Problem requirements:
Quote verbatim the lines starting at the one that contains "UI element localization: list each with its bbox. List" and ending at the one that contains "data-point bbox=[201, 820, 207, 826]", both included.

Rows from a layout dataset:
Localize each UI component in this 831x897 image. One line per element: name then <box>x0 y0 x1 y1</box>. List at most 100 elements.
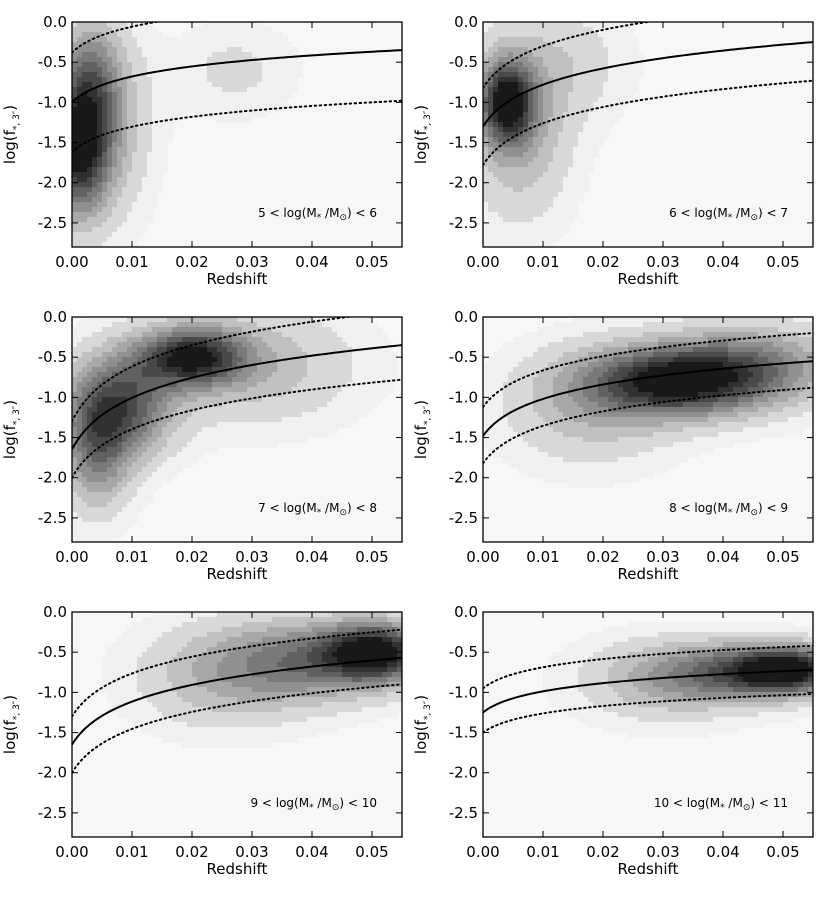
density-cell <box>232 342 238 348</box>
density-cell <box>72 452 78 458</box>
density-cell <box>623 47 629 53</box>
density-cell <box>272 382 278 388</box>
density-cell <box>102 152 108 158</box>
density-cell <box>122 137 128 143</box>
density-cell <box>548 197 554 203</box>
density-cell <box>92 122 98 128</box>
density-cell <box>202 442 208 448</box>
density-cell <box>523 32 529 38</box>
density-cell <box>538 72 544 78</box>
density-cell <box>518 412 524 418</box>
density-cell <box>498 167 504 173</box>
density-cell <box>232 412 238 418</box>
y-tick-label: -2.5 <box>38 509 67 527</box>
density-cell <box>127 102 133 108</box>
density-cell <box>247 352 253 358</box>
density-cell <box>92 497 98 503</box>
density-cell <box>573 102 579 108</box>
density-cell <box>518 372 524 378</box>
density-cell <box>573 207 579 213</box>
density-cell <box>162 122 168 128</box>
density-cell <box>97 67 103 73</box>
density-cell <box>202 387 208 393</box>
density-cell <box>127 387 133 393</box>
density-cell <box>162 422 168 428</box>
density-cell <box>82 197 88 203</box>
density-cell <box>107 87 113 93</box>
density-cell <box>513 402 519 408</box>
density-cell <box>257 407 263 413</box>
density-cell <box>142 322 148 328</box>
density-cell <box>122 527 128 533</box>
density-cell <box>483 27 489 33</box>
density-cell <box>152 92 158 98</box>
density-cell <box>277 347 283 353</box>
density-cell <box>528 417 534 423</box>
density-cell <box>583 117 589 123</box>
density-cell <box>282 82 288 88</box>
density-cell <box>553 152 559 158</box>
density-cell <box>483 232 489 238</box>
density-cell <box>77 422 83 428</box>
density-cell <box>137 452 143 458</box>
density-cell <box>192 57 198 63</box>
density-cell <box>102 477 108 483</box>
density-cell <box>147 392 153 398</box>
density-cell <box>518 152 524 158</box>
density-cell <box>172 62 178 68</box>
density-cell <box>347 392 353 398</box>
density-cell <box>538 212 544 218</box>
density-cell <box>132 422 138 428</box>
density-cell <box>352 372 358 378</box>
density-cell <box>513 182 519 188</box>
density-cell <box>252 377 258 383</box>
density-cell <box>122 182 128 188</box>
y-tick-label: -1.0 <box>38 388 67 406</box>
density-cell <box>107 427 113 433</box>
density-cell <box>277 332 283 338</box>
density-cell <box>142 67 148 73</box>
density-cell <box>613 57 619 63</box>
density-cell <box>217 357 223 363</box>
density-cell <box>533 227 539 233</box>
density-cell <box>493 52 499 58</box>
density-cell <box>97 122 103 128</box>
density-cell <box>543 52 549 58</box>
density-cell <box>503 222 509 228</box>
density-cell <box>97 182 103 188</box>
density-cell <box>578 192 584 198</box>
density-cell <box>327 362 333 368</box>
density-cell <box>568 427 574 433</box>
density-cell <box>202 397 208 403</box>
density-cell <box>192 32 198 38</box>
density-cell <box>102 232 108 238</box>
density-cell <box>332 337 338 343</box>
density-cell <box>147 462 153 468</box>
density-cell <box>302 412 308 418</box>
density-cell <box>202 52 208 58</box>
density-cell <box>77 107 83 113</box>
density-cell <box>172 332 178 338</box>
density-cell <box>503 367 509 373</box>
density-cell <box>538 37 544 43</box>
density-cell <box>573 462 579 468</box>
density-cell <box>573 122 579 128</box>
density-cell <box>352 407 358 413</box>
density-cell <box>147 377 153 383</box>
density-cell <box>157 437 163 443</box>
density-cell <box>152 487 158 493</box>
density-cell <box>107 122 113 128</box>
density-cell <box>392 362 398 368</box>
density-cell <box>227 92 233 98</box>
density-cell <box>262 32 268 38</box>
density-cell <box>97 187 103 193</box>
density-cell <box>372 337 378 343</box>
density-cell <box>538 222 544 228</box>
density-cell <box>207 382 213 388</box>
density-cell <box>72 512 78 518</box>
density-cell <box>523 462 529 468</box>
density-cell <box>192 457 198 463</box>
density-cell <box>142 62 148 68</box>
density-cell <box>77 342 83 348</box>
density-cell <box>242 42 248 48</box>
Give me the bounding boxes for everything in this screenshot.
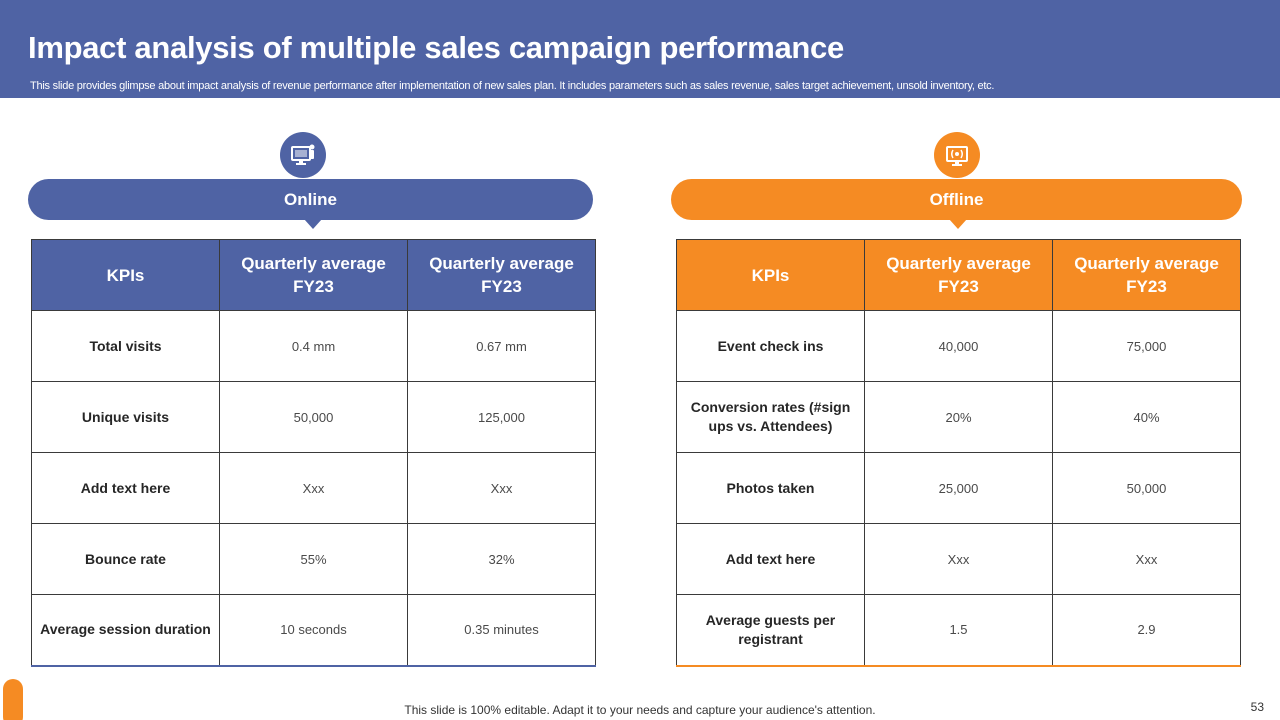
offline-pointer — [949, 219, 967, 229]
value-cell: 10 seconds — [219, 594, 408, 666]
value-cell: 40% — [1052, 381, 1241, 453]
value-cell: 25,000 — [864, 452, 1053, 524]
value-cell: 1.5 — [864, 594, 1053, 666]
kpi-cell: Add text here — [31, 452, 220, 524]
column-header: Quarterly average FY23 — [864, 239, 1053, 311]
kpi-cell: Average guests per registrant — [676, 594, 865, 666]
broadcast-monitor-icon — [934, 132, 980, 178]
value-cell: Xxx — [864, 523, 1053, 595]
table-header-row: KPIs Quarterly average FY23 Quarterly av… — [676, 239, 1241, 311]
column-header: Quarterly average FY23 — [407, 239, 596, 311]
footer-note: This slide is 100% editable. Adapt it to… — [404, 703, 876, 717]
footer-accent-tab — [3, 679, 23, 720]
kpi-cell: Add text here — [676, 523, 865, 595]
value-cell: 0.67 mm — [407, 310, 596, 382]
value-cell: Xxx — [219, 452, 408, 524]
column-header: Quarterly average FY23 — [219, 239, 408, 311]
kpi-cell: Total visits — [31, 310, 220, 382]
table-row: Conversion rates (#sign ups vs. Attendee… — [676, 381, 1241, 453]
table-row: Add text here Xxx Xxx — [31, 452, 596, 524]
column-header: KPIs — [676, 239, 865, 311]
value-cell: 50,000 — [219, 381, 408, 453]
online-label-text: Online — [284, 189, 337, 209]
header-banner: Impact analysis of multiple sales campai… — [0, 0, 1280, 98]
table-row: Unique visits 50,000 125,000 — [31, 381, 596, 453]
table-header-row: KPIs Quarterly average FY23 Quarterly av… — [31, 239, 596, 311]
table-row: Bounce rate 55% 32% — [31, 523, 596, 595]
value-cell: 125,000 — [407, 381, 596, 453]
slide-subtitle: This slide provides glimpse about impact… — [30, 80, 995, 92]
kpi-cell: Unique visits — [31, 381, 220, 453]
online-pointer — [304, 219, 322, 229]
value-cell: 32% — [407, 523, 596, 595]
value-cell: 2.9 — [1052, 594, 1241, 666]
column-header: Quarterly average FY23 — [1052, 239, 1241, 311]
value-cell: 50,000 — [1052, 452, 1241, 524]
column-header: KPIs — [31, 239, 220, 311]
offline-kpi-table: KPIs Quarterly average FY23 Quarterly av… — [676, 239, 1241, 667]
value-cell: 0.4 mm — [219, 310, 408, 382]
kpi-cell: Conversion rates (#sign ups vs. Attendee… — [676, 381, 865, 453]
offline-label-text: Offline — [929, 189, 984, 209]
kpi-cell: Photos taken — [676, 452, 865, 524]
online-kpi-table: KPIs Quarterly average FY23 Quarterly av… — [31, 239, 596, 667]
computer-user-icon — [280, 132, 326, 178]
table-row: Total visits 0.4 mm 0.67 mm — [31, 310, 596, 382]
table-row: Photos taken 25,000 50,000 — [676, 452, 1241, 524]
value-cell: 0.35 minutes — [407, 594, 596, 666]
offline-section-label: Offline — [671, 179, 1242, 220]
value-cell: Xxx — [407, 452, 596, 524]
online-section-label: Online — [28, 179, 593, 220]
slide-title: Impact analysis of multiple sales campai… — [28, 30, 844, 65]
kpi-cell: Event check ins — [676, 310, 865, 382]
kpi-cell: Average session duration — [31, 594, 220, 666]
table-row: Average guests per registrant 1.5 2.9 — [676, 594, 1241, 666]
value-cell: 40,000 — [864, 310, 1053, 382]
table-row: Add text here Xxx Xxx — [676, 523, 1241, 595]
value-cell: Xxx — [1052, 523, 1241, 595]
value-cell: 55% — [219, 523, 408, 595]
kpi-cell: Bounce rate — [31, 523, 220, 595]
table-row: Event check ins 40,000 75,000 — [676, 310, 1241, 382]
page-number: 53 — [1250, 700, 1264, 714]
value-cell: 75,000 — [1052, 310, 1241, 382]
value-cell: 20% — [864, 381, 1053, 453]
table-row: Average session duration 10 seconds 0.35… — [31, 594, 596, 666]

--

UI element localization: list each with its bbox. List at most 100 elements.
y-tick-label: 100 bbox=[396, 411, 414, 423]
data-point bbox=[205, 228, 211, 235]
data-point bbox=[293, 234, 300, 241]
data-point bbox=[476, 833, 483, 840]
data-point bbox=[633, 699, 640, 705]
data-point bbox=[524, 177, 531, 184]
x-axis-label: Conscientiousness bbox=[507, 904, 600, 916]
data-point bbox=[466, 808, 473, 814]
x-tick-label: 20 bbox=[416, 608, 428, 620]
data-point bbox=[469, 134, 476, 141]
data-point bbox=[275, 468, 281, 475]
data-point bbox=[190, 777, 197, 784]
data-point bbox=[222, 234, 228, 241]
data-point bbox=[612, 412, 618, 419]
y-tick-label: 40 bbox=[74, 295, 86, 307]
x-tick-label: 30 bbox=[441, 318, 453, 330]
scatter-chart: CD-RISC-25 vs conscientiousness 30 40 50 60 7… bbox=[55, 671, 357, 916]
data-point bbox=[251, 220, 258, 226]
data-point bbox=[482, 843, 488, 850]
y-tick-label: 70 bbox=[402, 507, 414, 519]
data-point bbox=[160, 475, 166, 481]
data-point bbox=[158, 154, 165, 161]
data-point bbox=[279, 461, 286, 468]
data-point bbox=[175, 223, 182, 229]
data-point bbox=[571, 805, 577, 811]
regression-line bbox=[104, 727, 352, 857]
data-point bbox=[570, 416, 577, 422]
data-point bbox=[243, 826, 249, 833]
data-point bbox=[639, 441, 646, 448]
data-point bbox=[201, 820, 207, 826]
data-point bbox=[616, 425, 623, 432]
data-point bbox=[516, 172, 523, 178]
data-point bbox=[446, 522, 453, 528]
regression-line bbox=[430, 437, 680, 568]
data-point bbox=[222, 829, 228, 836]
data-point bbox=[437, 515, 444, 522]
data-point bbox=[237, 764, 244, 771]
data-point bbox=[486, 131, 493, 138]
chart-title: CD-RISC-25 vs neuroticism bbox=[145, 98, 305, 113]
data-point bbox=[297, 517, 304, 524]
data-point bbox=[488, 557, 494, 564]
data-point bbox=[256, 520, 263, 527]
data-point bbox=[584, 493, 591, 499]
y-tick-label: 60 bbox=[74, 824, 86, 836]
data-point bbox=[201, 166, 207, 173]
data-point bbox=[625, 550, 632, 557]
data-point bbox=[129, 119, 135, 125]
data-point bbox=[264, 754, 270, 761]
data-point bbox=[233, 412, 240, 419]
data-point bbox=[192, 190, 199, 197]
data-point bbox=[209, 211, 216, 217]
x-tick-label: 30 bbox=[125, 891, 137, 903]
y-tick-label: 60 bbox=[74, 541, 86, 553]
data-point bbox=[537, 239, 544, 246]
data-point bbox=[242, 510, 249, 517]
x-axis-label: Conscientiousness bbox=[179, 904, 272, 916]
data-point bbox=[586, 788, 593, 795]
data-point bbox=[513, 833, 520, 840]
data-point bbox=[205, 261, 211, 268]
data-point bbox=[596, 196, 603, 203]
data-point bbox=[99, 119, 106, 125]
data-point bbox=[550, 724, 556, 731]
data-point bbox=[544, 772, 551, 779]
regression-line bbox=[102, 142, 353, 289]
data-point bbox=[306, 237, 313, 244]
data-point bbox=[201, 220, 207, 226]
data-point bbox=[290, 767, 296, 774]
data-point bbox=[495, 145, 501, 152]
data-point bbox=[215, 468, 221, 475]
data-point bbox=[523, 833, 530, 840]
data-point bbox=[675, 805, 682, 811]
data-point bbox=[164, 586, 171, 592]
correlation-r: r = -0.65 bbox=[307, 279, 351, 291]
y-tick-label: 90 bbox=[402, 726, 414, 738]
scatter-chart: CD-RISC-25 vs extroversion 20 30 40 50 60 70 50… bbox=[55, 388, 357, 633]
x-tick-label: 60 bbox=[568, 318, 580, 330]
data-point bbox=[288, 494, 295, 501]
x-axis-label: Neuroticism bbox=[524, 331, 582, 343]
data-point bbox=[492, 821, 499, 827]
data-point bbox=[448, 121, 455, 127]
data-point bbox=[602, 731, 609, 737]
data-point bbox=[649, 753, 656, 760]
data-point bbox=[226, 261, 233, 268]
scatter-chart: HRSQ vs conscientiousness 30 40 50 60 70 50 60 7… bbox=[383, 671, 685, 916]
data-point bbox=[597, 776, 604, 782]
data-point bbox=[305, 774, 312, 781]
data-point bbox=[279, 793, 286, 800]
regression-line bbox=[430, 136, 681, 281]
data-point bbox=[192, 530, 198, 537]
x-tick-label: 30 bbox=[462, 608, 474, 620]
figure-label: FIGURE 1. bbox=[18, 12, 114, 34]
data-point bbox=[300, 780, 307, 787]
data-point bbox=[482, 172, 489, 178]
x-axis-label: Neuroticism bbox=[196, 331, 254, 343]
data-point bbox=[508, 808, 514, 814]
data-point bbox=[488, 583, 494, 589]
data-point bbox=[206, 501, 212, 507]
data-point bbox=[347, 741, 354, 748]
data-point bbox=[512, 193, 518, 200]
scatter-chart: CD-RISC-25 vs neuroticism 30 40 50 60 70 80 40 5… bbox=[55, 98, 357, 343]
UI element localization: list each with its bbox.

Output below:
UI element localization: list each with its bbox. List at most 100 elements.
y-tick-label: 100 bbox=[396, 411, 414, 423]
data-point bbox=[205, 228, 211, 235]
data-point bbox=[293, 234, 300, 241]
data-point bbox=[476, 833, 483, 840]
data-point bbox=[633, 699, 640, 705]
data-point bbox=[524, 177, 531, 184]
x-axis-label: Conscientiousness bbox=[507, 904, 600, 916]
data-point bbox=[466, 808, 473, 814]
x-tick-label: 20 bbox=[416, 608, 428, 620]
data-point bbox=[469, 134, 476, 141]
data-point bbox=[275, 468, 281, 475]
data-point bbox=[190, 777, 197, 784]
data-point bbox=[222, 234, 228, 241]
data-point bbox=[612, 412, 618, 419]
y-tick-label: 40 bbox=[74, 295, 86, 307]
x-tick-label: 30 bbox=[441, 318, 453, 330]
scatter-chart: CD-RISC-25 vs conscientiousness 30 40 50 60 7… bbox=[55, 671, 357, 916]
data-point bbox=[251, 220, 258, 226]
data-point bbox=[482, 843, 488, 850]
y-tick-label: 70 bbox=[402, 507, 414, 519]
data-point bbox=[160, 475, 166, 481]
data-point bbox=[158, 154, 165, 161]
data-point bbox=[279, 461, 286, 468]
data-point bbox=[175, 223, 182, 229]
data-point bbox=[571, 805, 577, 811]
regression-line bbox=[104, 727, 352, 857]
data-point bbox=[570, 416, 577, 422]
data-point bbox=[243, 826, 249, 833]
data-point bbox=[639, 441, 646, 448]
data-point bbox=[201, 820, 207, 826]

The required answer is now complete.